## DESCRIPTION OF THE TASK
Exactly reproduce each line of the listing that follows.

Extracted data entries:
┌────────

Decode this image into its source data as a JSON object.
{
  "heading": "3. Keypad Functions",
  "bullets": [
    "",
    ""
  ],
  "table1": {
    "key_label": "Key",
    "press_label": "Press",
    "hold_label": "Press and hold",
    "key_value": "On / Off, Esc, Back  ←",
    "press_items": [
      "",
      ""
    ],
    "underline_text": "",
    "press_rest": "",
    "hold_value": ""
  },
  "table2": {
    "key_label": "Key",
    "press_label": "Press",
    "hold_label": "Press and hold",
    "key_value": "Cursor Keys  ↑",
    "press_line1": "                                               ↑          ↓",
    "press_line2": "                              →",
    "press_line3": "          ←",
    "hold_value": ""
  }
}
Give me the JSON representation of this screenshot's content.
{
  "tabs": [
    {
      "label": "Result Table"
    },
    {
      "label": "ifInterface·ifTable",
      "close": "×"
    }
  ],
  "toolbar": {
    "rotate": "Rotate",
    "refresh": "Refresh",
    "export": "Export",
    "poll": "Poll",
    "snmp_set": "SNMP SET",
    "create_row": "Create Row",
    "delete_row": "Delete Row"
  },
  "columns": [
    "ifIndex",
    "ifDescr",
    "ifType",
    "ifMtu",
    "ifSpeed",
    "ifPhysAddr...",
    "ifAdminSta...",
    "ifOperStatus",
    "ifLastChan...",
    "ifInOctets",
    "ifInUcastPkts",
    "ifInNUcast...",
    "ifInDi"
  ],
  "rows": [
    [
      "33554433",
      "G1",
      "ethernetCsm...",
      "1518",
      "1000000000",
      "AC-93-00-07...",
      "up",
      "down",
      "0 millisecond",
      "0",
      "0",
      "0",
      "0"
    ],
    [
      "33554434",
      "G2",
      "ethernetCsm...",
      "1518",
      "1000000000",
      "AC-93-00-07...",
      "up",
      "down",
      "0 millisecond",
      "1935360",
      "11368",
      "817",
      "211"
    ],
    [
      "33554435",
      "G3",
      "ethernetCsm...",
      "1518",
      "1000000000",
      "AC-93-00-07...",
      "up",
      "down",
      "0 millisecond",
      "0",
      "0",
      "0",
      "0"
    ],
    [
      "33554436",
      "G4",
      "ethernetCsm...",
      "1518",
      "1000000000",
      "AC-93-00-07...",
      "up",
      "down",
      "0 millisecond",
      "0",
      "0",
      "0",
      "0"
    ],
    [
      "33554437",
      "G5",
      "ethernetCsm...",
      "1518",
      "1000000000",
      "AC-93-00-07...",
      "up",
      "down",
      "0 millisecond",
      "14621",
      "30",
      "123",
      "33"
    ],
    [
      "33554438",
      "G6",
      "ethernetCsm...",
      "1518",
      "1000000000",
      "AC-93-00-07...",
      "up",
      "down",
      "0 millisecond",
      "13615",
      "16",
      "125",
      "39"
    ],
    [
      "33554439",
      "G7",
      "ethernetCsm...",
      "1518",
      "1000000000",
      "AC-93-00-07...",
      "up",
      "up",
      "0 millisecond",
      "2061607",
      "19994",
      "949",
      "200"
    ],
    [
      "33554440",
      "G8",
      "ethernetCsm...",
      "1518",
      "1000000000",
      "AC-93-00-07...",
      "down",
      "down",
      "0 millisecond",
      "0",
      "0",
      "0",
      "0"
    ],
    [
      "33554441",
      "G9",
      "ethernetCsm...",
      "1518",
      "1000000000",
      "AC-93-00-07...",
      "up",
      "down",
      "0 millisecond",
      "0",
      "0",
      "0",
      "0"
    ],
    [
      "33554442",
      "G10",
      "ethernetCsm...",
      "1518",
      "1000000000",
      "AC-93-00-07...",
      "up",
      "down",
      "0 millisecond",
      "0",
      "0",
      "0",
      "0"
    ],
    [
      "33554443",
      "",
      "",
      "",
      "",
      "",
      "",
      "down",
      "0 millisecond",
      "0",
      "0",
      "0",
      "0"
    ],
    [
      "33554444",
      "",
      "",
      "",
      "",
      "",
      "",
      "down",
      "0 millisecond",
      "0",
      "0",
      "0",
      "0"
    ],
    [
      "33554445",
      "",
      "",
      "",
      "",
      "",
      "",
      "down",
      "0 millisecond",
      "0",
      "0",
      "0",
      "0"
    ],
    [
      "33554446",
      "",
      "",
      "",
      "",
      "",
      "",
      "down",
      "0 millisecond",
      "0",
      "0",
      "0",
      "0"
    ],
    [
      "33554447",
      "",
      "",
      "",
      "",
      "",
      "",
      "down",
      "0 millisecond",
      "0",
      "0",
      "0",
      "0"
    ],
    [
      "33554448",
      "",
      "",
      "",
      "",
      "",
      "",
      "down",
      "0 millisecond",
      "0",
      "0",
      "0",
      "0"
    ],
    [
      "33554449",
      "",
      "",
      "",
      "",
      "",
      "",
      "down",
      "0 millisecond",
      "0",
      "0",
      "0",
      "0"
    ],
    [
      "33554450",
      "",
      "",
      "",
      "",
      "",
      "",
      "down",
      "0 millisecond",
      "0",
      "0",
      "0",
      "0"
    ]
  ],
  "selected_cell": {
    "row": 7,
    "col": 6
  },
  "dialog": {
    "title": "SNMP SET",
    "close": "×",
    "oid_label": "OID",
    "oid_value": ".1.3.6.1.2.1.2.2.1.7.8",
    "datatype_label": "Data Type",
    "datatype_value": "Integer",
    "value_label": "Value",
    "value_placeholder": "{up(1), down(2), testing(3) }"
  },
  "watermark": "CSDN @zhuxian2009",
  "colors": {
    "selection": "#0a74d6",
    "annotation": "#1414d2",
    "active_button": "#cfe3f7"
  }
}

└────────

## FULL SOLUTION
Decode this image into its source data as a JSON object.
{
  "heading": "3. Keypad Functions",
  "bullets": [
    "",
    ""
  ],
  "table1": {
    "key_label": "Key",
    "press_label": "Press",
    "hold_label": "Press and hold",
    "key_value": "On / Off, Esc, Back  ←",
    "press_items": [
      "",
      ""
    ],
    "underline_text": "",
    "press_rest": "",
    "hold_value": ""
  },
  "table2": {
    "key_label": "Key",
    "press_label": "Press",
    "hold_label": "Press and hold",
    "key_value": "Cursor Keys  ↑",
    "press_line1": "                                               ↑          ↓",
    "press_line2": "                              →",
    "press_line3": "          ←",
    "hold_value": ""
  }
}
Give me the JSON representation of this screenshot's content.
{
  "tabs": [
    {
      "label": "Result Table"
    },
    {
      "label": "ifInterface·ifTable",
      "close": "×"
    }
  ],
  "toolbar": {
    "rotate": "Rotate",
    "refresh": "Refresh",
    "export": "Export",
    "poll": "Poll",
    "snmp_set": "SNMP SET",
    "create_row": "Create Row",
    "delete_row": "Delete Row"
  },
  "columns": [
    "ifIndex",
    "ifDescr",
    "ifType",
    "ifMtu",
    "ifSpeed",
    "ifPhysAddr...",
    "ifAdminSta...",
    "ifOperStatus",
    "ifLastChan...",
    "ifInOctets",
    "ifInUcastPkts",
    "ifInNUcast...",
    "ifInDi"
  ],
  "rows": [
    [
      "33554433",
      "G1",
      "ethernetCsm...",
      "1518",
      "1000000000",
      "AC-93-00-07...",
      "up",
      "down",
      "0 millisecond",
      "0",
      "0",
      "0",
      "0"
    ],
    [
      "33554434",
      "G2",
      "ethernetCsm...",
      "1518",
      "1000000000",
      "AC-93-00-07...",
      "up",
      "down",
      "0 millisecond",
      "1935360",
      "11368",
      "817",
      "211"
    ],
    [
      "33554435",
      "G3",
      "ethernetCsm...",
      "1518",
      "1000000000",
      "AC-93-00-07...",
      "up",
      "down",
      "0 millisecond",
      "0",
      "0",
      "0",
      "0"
    ],
    [
      "33554436",
      "G4",
      "ethernetCsm...",
      "1518",
      "1000000000",
      "AC-93-00-07...",
      "up",
      "down",
      "0 millisecond",
      "0",
      "0",
      "0",
      "0"
    ],
    [
      "33554437",
      "G5",
      "ethernetCsm...",
      "1518",
      "1000000000",
      "AC-93-00-07...",
      "up",
      "down",
      "0 millisecond",
      "14621",
      "30",
      "123",
      "33"
    ],
    [
      "33554438",
      "G6",
      "ethernetCsm...",
      "1518",
      "1000000000",
      "AC-93-00-07...",
      "up",
      "down",
      "0 millisecond",
      "13615",
      "16",
      "125",
      "39"
    ],
    [
      "33554439",
      "G7",
      "ethernetCsm...",
      "1518",
      "1000000000",
      "AC-93-00-07...",
      "up",
      "up",
      "0 millisecond",
      "2061607",
      "19994",
      "949",
      "200"
    ],
    [
      "33554440",
      "G8",
      "ethernetCsm...",
      "1518",
      "1000000000",
      "AC-93-00-07...",
      "down",
      "down",
      "0 millisecond",
      "0",
      "0",
      "0",
      "0"
    ],
    [
      "33554441",
      "G9",
      "ethernetCsm...",
      "1518",
      "1000000000",
      "AC-93-00-07...",
      "up",
      "down",
      "0 millisecond",
      "0",
      "0",
      "0",
      "0"
    ],
    [
      "33554442",
      "G10",
      "ethernetCsm...",
      "1518",
      "1000000000",
      "AC-93-00-07...",
      "up",
      "down",
      "0 millisecond",
      "0",
      "0",
      "0",
      "0"
    ],
    [
      "33554443",
      "",
      "",
      "",
      "",
      "",
      "",
      "down",
      "0 millisecond",
      "0",
      "0",
      "0",
      "0"
    ],
    [
      "33554444",
      "",
      "",
      "",
      "",
      "",
      "",
      "down",
      "0 millisecond",
      "0",
      "0",
      "0",
      "0"
    ],
    [
      "33554445",
      "",
      "",
      "",
      "",
      "",
      "",
      "down",
      "0 millisecond",
      "0",
      "0",
      "0",
      "0"
    ],
    [
      "33554446",
      "",
      "",
      "",
      "",
      "",
      "",
      "down",
      "0 millisecond",
      "0",
      "0",
      "0",
      "0"
    ],
    [
      "33554447",
      "",
      "",
      "",
      "",
      "",
      "",
      "down",
      "0 millisecond",
      "0",
      "0",
      "0",
      "0"
    ],
    [
      "33554448",
      "",
      "",
      "",
      "",
      "",
      "",
      "down",
      "0 millisecond",
      "0",
      "0",
      "0",
      "0"
    ],
    [
      "33554449",
      "",
      "",
      "",
      "",
      "",
      "",
      "down",
      "0 millisecond",
      "0",
      "0",
      "0",
      "0"
    ],
    [
      "33554450",
      "",
      "",
      "",
      "",
      "",
      "",
      "down",
      "0 millisecond",
      "0",
      "0",
      "0",
      "0"
    ]
  ],
  "selected_cell": {
    "row": 7,
    "col": 6
  },
  "dialog": {
    "title": "SNMP SET",
    "close": "×",
    "oid_label": "OID",
    "oid_value": ".1.3.6.1.2.1.2.2.1.7.8",
    "datatype_label": "Data Type",
    "datatype_value": "Integer",
    "value_label": "Value",
    "value_placeholder": "{up(1), down(2), testing(3) }"
  },
  "watermark": "CSDN @zhuxian2009",
  "colors": {
    "selection": "#0a74d6",
    "annotation": "#1414d2",
    "active_button": "#cfe3f7"
  }
}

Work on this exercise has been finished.